**Problem description**: Write the material out again exactly.

⁂

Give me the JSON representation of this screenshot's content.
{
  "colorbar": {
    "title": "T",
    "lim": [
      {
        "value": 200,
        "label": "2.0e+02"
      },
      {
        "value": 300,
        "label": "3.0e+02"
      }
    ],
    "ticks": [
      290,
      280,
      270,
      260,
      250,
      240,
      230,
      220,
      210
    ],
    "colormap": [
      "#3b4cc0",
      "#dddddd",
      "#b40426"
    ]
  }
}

⁂

**Full solution**:
Give me the JSON representation of this screenshot's content.
{
  "colorbar": {
    "title": "T",
    "lim": [
      {
        "value": 200,
        "label": "2.0e+02"
      },
      {
        "value": 300,
        "label": "3.0e+02"
      }
    ],
    "ticks": [
      290,
      280,
      270,
      260,
      250,
      240,
      230,
      220,
      210
    ],
    "colormap": [
      "#3b4cc0",
      "#dddddd",
      "#b40426"
    ]
  }
}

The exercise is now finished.